Task objective
Only the lines from the one containing "Enumerate this chart's" to the end of the material are to be copied, exactly and in full; images stay out.

(Data entries)
────

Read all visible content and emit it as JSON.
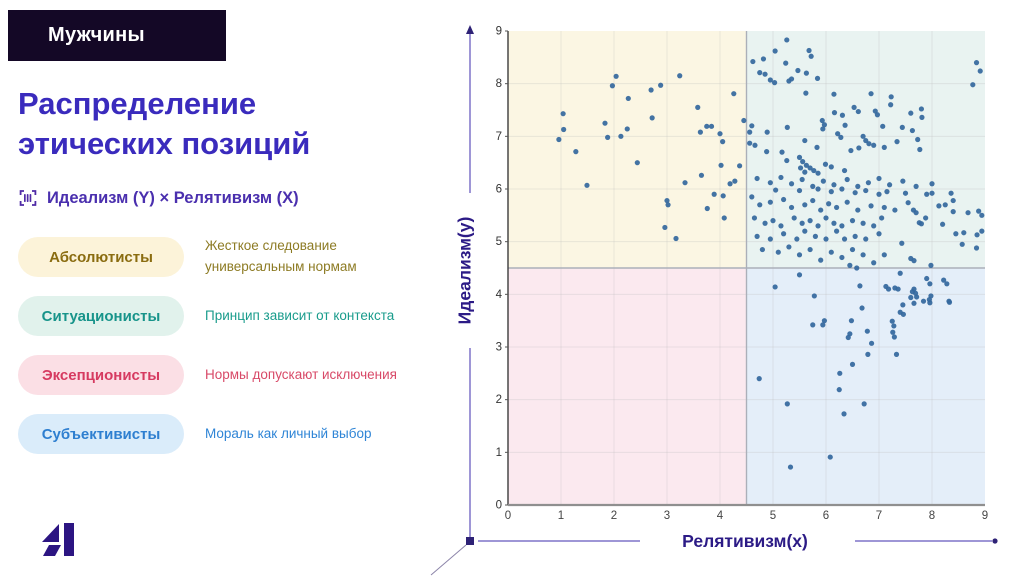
{
  "badge": {
    "label": "Мужчины"
  },
  "title": {
    "line1": "Распределение",
    "line2": "этических позиций"
  },
  "subtitle": {
    "icon": "barcode-chart-icon",
    "text": "Идеализм (Y) × Релятивизм (X)"
  },
  "legend": {
    "items": [
      {
        "label": "Абсолютисты",
        "description": "Жесткое следование универсальным нормам",
        "pill_bg": "#fcf3d9",
        "pill_text": "#8a6c10",
        "desc_color": "#8d7b24"
      },
      {
        "label": "Ситуационисты",
        "description": "Принцип зависит от контекста",
        "pill_bg": "#e1f2ec",
        "pill_text": "#17948a",
        "desc_color": "#1a9c8c"
      },
      {
        "label": "Эксепционисты",
        "description": "Нормы допускают исключения",
        "pill_bg": "#fbdfe5",
        "pill_text": "#d63a60",
        "desc_color": "#d84a68"
      },
      {
        "label": "Субъективисты",
        "description": "Мораль как личный выбор",
        "pill_bg": "#daecfa",
        "pill_text": "#2e7fd0",
        "desc_color": "#2f85d6"
      }
    ]
  },
  "colors": {
    "accent": "#3a2bbd",
    "badge_bg": "#140826",
    "axis_deco": "#7e74c9",
    "axis_deco_dark": "#2e2276",
    "logo": "#2c1582"
  },
  "chart_data": {
    "type": "scatter",
    "title": "",
    "xlabel": "Релятивизм(x)",
    "ylabel": "Идеализм(y)",
    "xlim": [
      0,
      9
    ],
    "ylim": [
      0,
      9
    ],
    "xticks": [
      0,
      1,
      2,
      3,
      4,
      5,
      6,
      7,
      8,
      9
    ],
    "yticks": [
      0,
      1,
      2,
      3,
      4,
      5,
      6,
      7,
      8,
      9
    ],
    "grid": true,
    "quadrant_split": {
      "x": 4.5,
      "y": 4.5
    },
    "quadrant_colors": {
      "top_left": "#fbf6e3",
      "top_right": "#e9f3f1",
      "bottom_left": "#fbe9ef",
      "bottom_right": "#e4eef9"
    },
    "divider_color": "#abafb9",
    "point_color": "#35689e",
    "points": [
      [
        2.04,
        8.14
      ],
      [
        1.97,
        7.96
      ],
      [
        2.88,
        7.97
      ],
      [
        2.7,
        7.88
      ],
      [
        3.24,
        8.15
      ],
      [
        2.27,
        7.72
      ],
      [
        3.58,
        7.55
      ],
      [
        1.04,
        7.43
      ],
      [
        4.26,
        7.81
      ],
      [
        4.45,
        7.3
      ],
      [
        2.72,
        7.35
      ],
      [
        1.05,
        7.13
      ],
      [
        1.83,
        7.25
      ],
      [
        2.25,
        7.14
      ],
      [
        0.96,
        6.94
      ],
      [
        1.88,
        6.98
      ],
      [
        2.13,
        7.0
      ],
      [
        3.63,
        7.08
      ],
      [
        3.75,
        7.19
      ],
      [
        3.84,
        7.19
      ],
      [
        1.28,
        6.71
      ],
      [
        4.0,
        7.05
      ],
      [
        4.05,
        6.9
      ],
      [
        2.44,
        6.5
      ],
      [
        4.02,
        6.45
      ],
      [
        4.37,
        6.44
      ],
      [
        3.65,
        6.26
      ],
      [
        3.34,
        6.12
      ],
      [
        4.19,
        6.1
      ],
      [
        4.28,
        6.15
      ],
      [
        1.49,
        6.07
      ],
      [
        3.89,
        5.9
      ],
      [
        4.06,
        5.87
      ],
      [
        3.0,
        5.78
      ],
      [
        3.02,
        5.7
      ],
      [
        3.76,
        5.63
      ],
      [
        4.08,
        5.45
      ],
      [
        2.96,
        5.27
      ],
      [
        3.17,
        5.06
      ],
      [
        5.26,
        8.83
      ],
      [
        5.68,
        8.63
      ],
      [
        5.72,
        8.52
      ],
      [
        5.04,
        8.62
      ],
      [
        4.82,
        8.47
      ],
      [
        4.62,
        8.42
      ],
      [
        5.24,
        8.39
      ],
      [
        5.47,
        8.25
      ],
      [
        5.63,
        8.2
      ],
      [
        4.75,
        8.21
      ],
      [
        4.85,
        8.18
      ],
      [
        4.95,
        8.07
      ],
      [
        5.03,
        8.02
      ],
      [
        5.3,
        8.05
      ],
      [
        5.35,
        8.09
      ],
      [
        5.84,
        8.1
      ],
      [
        8.84,
        8.4
      ],
      [
        8.91,
        8.24
      ],
      [
        8.77,
        7.98
      ],
      [
        5.62,
        7.82
      ],
      [
        6.15,
        7.8
      ],
      [
        6.85,
        7.81
      ],
      [
        7.23,
        7.75
      ],
      [
        7.22,
        7.6
      ],
      [
        6.53,
        7.55
      ],
      [
        6.61,
        7.47
      ],
      [
        6.16,
        7.45
      ],
      [
        6.93,
        7.48
      ],
      [
        6.97,
        7.41
      ],
      [
        7.6,
        7.44
      ],
      [
        7.8,
        7.52
      ],
      [
        7.81,
        7.36
      ],
      [
        5.93,
        7.3
      ],
      [
        5.97,
        7.22
      ],
      [
        5.94,
        7.14
      ],
      [
        6.31,
        7.4
      ],
      [
        6.36,
        7.21
      ],
      [
        4.6,
        7.2
      ],
      [
        4.56,
        7.08
      ],
      [
        4.89,
        7.08
      ],
      [
        5.27,
        7.17
      ],
      [
        7.07,
        7.19
      ],
      [
        7.44,
        7.17
      ],
      [
        7.63,
        7.11
      ],
      [
        6.22,
        7.05
      ],
      [
        6.28,
        6.98
      ],
      [
        6.7,
        7.0
      ],
      [
        6.75,
        6.92
      ],
      [
        6.81,
        6.86
      ],
      [
        5.6,
        6.92
      ],
      [
        5.83,
        6.79
      ],
      [
        4.56,
        6.87
      ],
      [
        4.66,
        6.83
      ],
      [
        4.88,
        6.71
      ],
      [
        6.62,
        6.78
      ],
      [
        6.9,
        6.83
      ],
      [
        7.1,
        6.79
      ],
      [
        7.34,
        6.9
      ],
      [
        7.73,
        6.94
      ],
      [
        7.77,
        6.75
      ],
      [
        5.17,
        6.7
      ],
      [
        5.26,
        6.54
      ],
      [
        6.47,
        6.73
      ],
      [
        5.5,
        6.6
      ],
      [
        5.56,
        6.52
      ],
      [
        5.63,
        6.45
      ],
      [
        5.7,
        6.4
      ],
      [
        5.77,
        6.35
      ],
      [
        5.85,
        6.3
      ],
      [
        5.6,
        6.32
      ],
      [
        5.52,
        6.4
      ],
      [
        5.99,
        6.47
      ],
      [
        6.1,
        6.42
      ],
      [
        6.35,
        6.35
      ],
      [
        4.7,
        6.2
      ],
      [
        4.95,
        6.12
      ],
      [
        5.15,
        6.22
      ],
      [
        5.35,
        6.1
      ],
      [
        5.55,
        6.18
      ],
      [
        5.75,
        6.05
      ],
      [
        5.95,
        6.15
      ],
      [
        6.15,
        6.08
      ],
      [
        6.4,
        6.18
      ],
      [
        6.6,
        6.05
      ],
      [
        6.8,
        6.12
      ],
      [
        7.0,
        6.2
      ],
      [
        7.2,
        6.08
      ],
      [
        7.45,
        6.15
      ],
      [
        7.7,
        6.05
      ],
      [
        8.0,
        6.1
      ],
      [
        5.05,
        5.98
      ],
      [
        5.5,
        5.97
      ],
      [
        5.85,
        6.0
      ],
      [
        6.1,
        5.95
      ],
      [
        6.3,
        6.0
      ],
      [
        6.55,
        5.93
      ],
      [
        6.75,
        5.97
      ],
      [
        7.0,
        5.9
      ],
      [
        7.15,
        5.95
      ],
      [
        7.5,
        5.92
      ],
      [
        7.9,
        5.9
      ],
      [
        8.0,
        5.92
      ],
      [
        8.36,
        5.92
      ],
      [
        4.6,
        5.85
      ],
      [
        4.75,
        5.7
      ],
      [
        4.95,
        5.75
      ],
      [
        5.2,
        5.8
      ],
      [
        5.35,
        5.65
      ],
      [
        5.6,
        5.7
      ],
      [
        5.75,
        5.78
      ],
      [
        5.9,
        5.6
      ],
      [
        6.05,
        5.72
      ],
      [
        6.2,
        5.65
      ],
      [
        6.4,
        5.75
      ],
      [
        6.6,
        5.6
      ],
      [
        6.85,
        5.68
      ],
      [
        7.1,
        5.65
      ],
      [
        7.3,
        5.6
      ],
      [
        7.55,
        5.74
      ],
      [
        7.65,
        5.6
      ],
      [
        7.7,
        5.55
      ],
      [
        8.13,
        5.68
      ],
      [
        8.25,
        5.7
      ],
      [
        8.4,
        5.78
      ],
      [
        8.4,
        5.57
      ],
      [
        8.68,
        5.55
      ],
      [
        8.88,
        5.58
      ],
      [
        8.94,
        5.5
      ],
      [
        4.65,
        5.45
      ],
      [
        4.85,
        5.35
      ],
      [
        5.0,
        5.4
      ],
      [
        5.15,
        5.3
      ],
      [
        5.4,
        5.45
      ],
      [
        5.55,
        5.35
      ],
      [
        5.7,
        5.4
      ],
      [
        5.85,
        5.3
      ],
      [
        6.0,
        5.45
      ],
      [
        6.15,
        5.35
      ],
      [
        6.3,
        5.3
      ],
      [
        6.5,
        5.4
      ],
      [
        6.7,
        5.35
      ],
      [
        6.9,
        5.3
      ],
      [
        7.05,
        5.45
      ],
      [
        7.76,
        5.36
      ],
      [
        7.8,
        5.34
      ],
      [
        7.88,
        5.45
      ],
      [
        8.2,
        5.33
      ],
      [
        8.6,
        5.17
      ],
      [
        8.94,
        5.2
      ],
      [
        4.7,
        5.1
      ],
      [
        4.95,
        5.05
      ],
      [
        5.2,
        5.15
      ],
      [
        5.45,
        5.05
      ],
      [
        5.6,
        5.2
      ],
      [
        5.8,
        5.1
      ],
      [
        6.0,
        5.05
      ],
      [
        6.2,
        5.2
      ],
      [
        6.35,
        5.05
      ],
      [
        6.55,
        5.1
      ],
      [
        6.75,
        5.05
      ],
      [
        7.0,
        5.15
      ],
      [
        7.43,
        4.97
      ],
      [
        8.45,
        5.15
      ],
      [
        8.85,
        5.13
      ],
      [
        4.8,
        4.85
      ],
      [
        5.1,
        4.8
      ],
      [
        5.3,
        4.9
      ],
      [
        5.5,
        4.75
      ],
      [
        5.7,
        4.85
      ],
      [
        5.9,
        4.65
      ],
      [
        6.1,
        4.8
      ],
      [
        6.3,
        4.7
      ],
      [
        6.5,
        4.85
      ],
      [
        6.7,
        4.75
      ],
      [
        6.9,
        4.6
      ],
      [
        7.1,
        4.75
      ],
      [
        7.6,
        4.68
      ],
      [
        7.66,
        4.64
      ],
      [
        7.98,
        4.55
      ],
      [
        8.57,
        4.95
      ],
      [
        8.84,
        4.88
      ],
      [
        6.45,
        4.55
      ],
      [
        6.58,
        4.5
      ],
      [
        5.04,
        4.14
      ],
      [
        5.5,
        4.37
      ],
      [
        5.78,
        3.97
      ],
      [
        5.97,
        3.5
      ],
      [
        5.94,
        3.42
      ],
      [
        5.75,
        3.42
      ],
      [
        6.64,
        4.16
      ],
      [
        6.48,
        3.5
      ],
      [
        6.45,
        3.25
      ],
      [
        6.42,
        3.18
      ],
      [
        6.68,
        3.74
      ],
      [
        6.78,
        3.3
      ],
      [
        6.86,
        3.07
      ],
      [
        7.13,
        4.15
      ],
      [
        7.18,
        4.1
      ],
      [
        7.3,
        4.12
      ],
      [
        7.36,
        4.1
      ],
      [
        7.25,
        3.49
      ],
      [
        7.28,
        3.4
      ],
      [
        7.26,
        3.28
      ],
      [
        7.29,
        3.19
      ],
      [
        7.4,
        3.66
      ],
      [
        7.46,
        3.62
      ],
      [
        7.66,
        4.1
      ],
      [
        7.69,
        4.02
      ],
      [
        7.71,
        3.95
      ],
      [
        7.66,
        3.83
      ],
      [
        7.84,
        3.87
      ],
      [
        7.96,
        3.84
      ],
      [
        7.9,
        4.3
      ],
      [
        7.96,
        4.2
      ],
      [
        8.22,
        4.27
      ],
      [
        7.98,
        3.97
      ],
      [
        8.32,
        3.87
      ],
      [
        8.28,
        4.2
      ],
      [
        7.63,
        4.05
      ],
      [
        7.6,
        3.94
      ],
      [
        7.95,
        3.9
      ],
      [
        7.45,
        3.8
      ],
      [
        8.33,
        3.85
      ],
      [
        4.74,
        2.4
      ],
      [
        5.27,
        1.92
      ],
      [
        6.26,
        2.5
      ],
      [
        6.25,
        2.19
      ],
      [
        6.34,
        1.73
      ],
      [
        6.5,
        2.67
      ],
      [
        6.72,
        1.92
      ],
      [
        6.79,
        2.86
      ],
      [
        7.33,
        2.86
      ],
      [
        6.08,
        0.91
      ],
      [
        5.33,
        0.72
      ],
      [
        7.4,
        4.4
      ]
    ]
  }
}
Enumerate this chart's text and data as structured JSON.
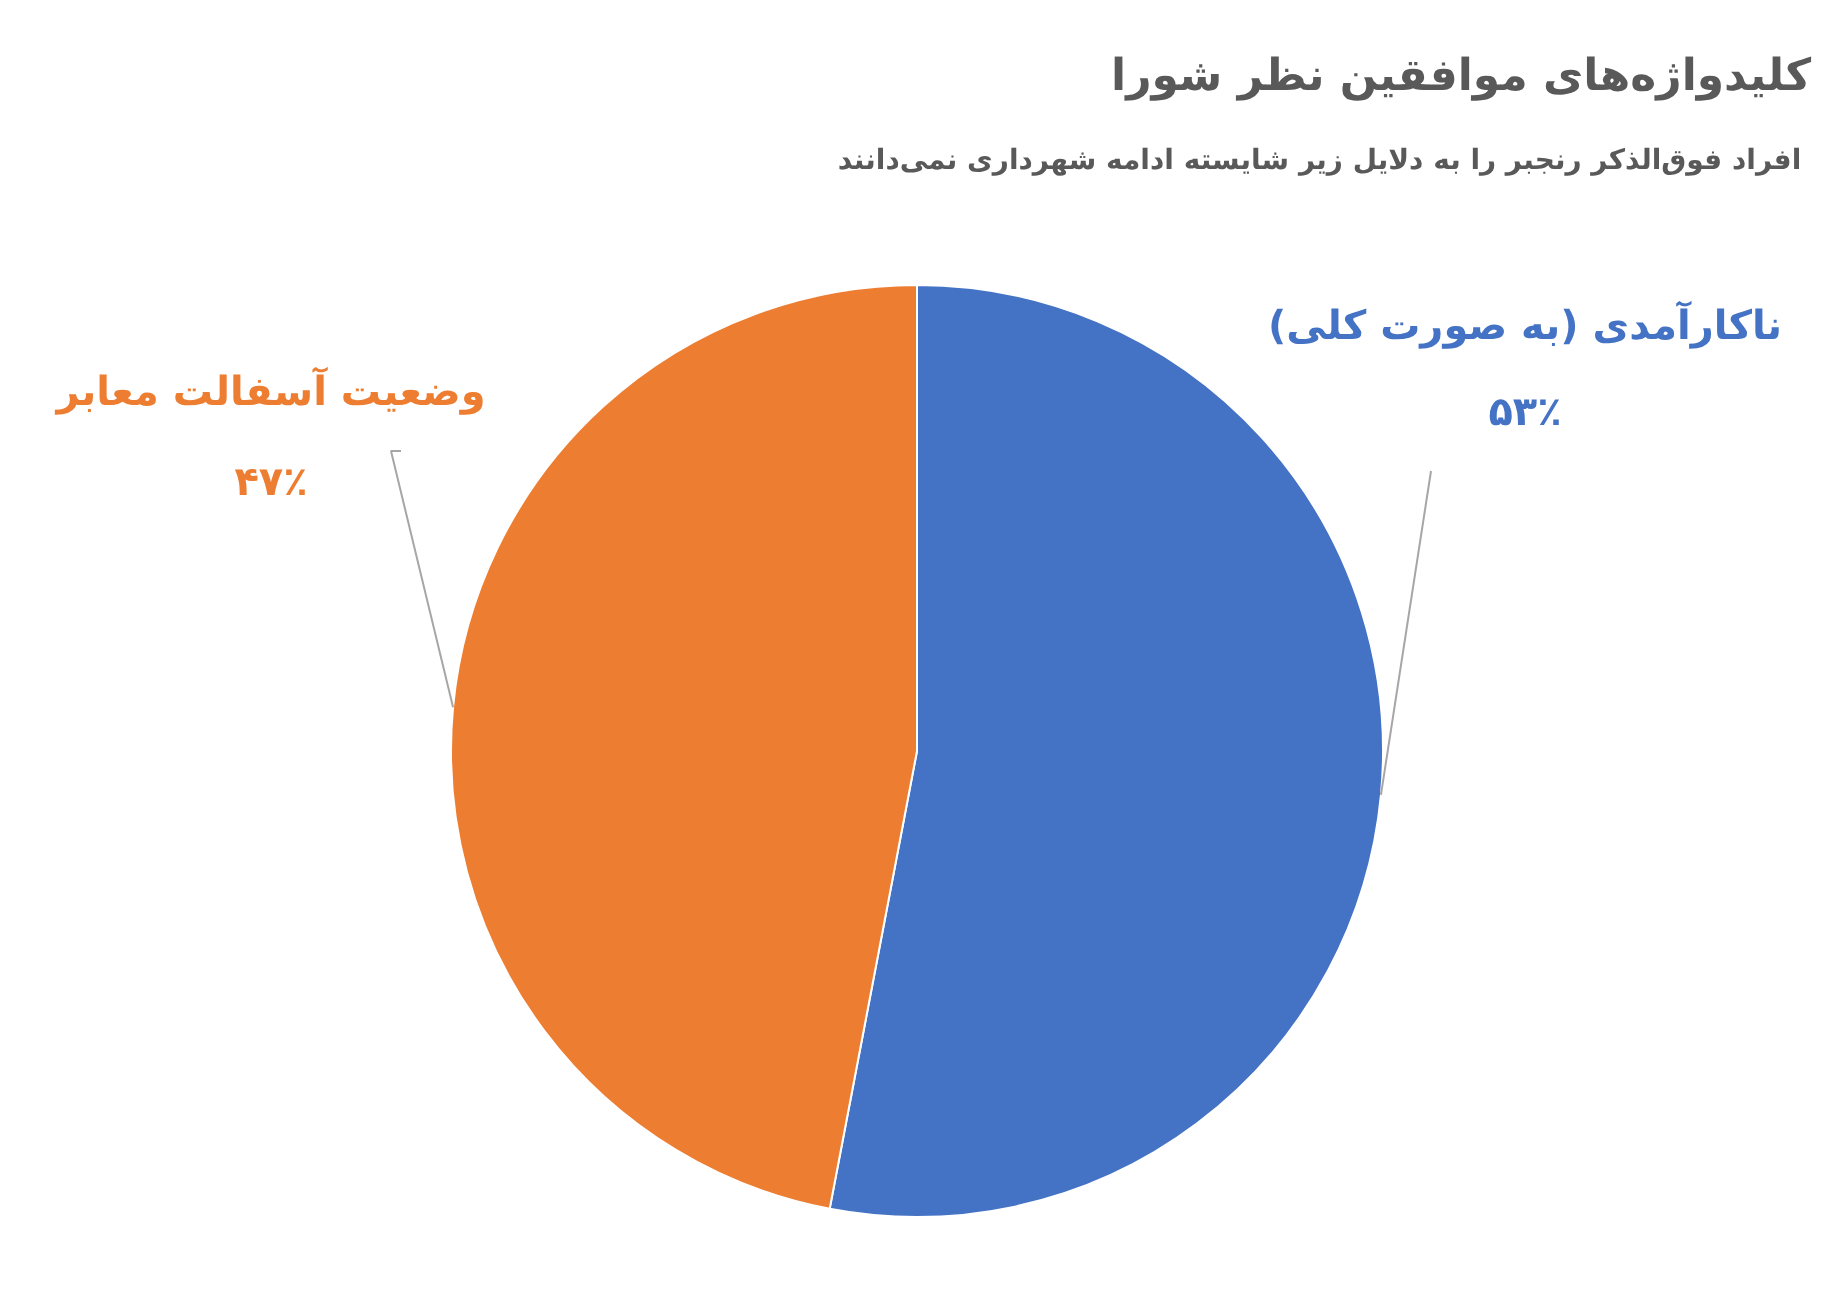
{
  "chart_data": {
    "type": "pie",
    "title": "کلیدواژه‌های موافقین نظر شورا",
    "subtitle": "افراد فوق‌الذکر رنجبر را به دلایل زیر  شایسته ادامه شهرداری نمی‌دانند",
    "categories": [
      "ناکارآمدی (به صورت کلی)",
      "وضعیت آسفالت معابر"
    ],
    "values": [
      53,
      47
    ],
    "colors": [
      "#4472c4",
      "#ed7d31"
    ],
    "value_labels": [
      "۵۳٪",
      "۴۷٪"
    ]
  }
}
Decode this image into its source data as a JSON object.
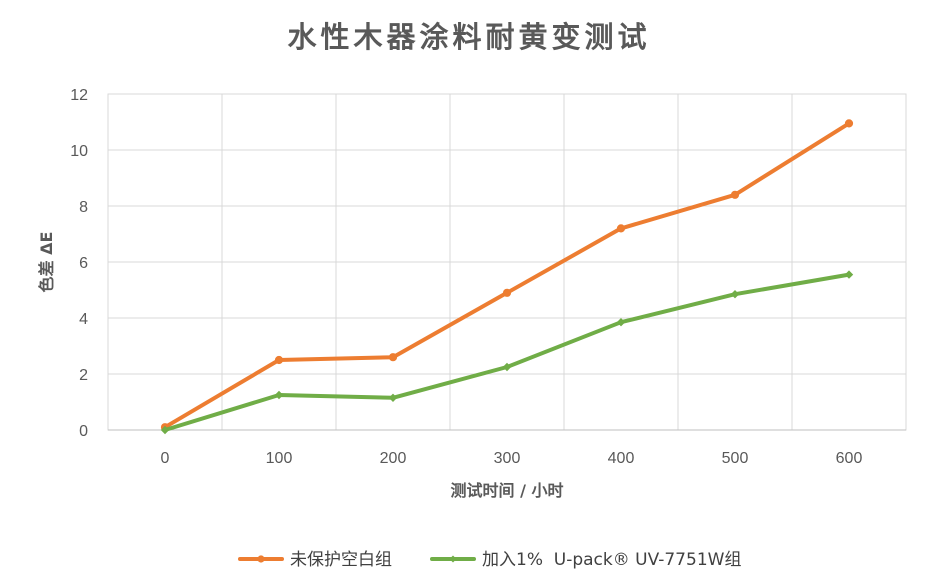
{
  "chart_data": {
    "type": "line",
    "title": "水性木器涂料耐黄变测试",
    "xlabel": "测试时间 / 小时",
    "ylabel": "色差 ΔE",
    "x": [
      0,
      100,
      200,
      300,
      400,
      500,
      600
    ],
    "xticks": [
      "0",
      "100",
      "200",
      "300",
      "400",
      "500",
      "600"
    ],
    "yticks": [
      "0",
      "2",
      "4",
      "6",
      "8",
      "10",
      "12"
    ],
    "ylim": [
      0,
      12
    ],
    "grid": true,
    "legend_position": "bottom",
    "series": [
      {
        "name": "未保护空白组",
        "color": "#ED7D31",
        "marker": "circle",
        "values": [
          0.1,
          2.5,
          2.6,
          4.9,
          7.2,
          8.4,
          10.95
        ]
      },
      {
        "name": "加入1%  U-pack® UV-7751W组",
        "color": "#70AD47",
        "marker": "diamond",
        "values": [
          0.0,
          1.25,
          1.15,
          2.25,
          3.85,
          4.85,
          5.55
        ]
      }
    ]
  }
}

────

In response
Enumerate this chart's text and data as structured JSON.
{
  "chart_data": {
    "type": "pie",
    "title": "کلیدواژه‌های موافقین نظر شورا",
    "subtitle": "افراد فوق‌الذکر رنجبر را به دلایل زیر  شایسته ادامه شهرداری نمی‌دانند",
    "categories": [
      "ناکارآمدی (به صورت کلی)",
      "وضعیت آسفالت معابر"
    ],
    "values": [
      53,
      47
    ],
    "colors": [
      "#4472c4",
      "#ed7d31"
    ],
    "value_labels": [
      "۵۳٪",
      "۴۷٪"
    ]
  }
}
Decode this image into its source data as a JSON object.
{
  "chart_data": {
    "type": "line",
    "title": "水性木器涂料耐黄变测试",
    "xlabel": "测试时间 / 小时",
    "ylabel": "色差 ΔE",
    "x": [
      0,
      100,
      200,
      300,
      400,
      500,
      600
    ],
    "xticks": [
      "0",
      "100",
      "200",
      "300",
      "400",
      "500",
      "600"
    ],
    "yticks": [
      "0",
      "2",
      "4",
      "6",
      "8",
      "10",
      "12"
    ],
    "ylim": [
      0,
      12
    ],
    "grid": true,
    "legend_position": "bottom",
    "series": [
      {
        "name": "未保护空白组",
        "color": "#ED7D31",
        "marker": "circle",
        "values": [
          0.1,
          2.5,
          2.6,
          4.9,
          7.2,
          8.4,
          10.95
        ]
      },
      {
        "name": "加入1%  U-pack® UV-7751W组",
        "color": "#70AD47",
        "marker": "diamond",
        "values": [
          0.0,
          1.25,
          1.15,
          2.25,
          3.85,
          4.85,
          5.55
        ]
      }
    ]
  }
}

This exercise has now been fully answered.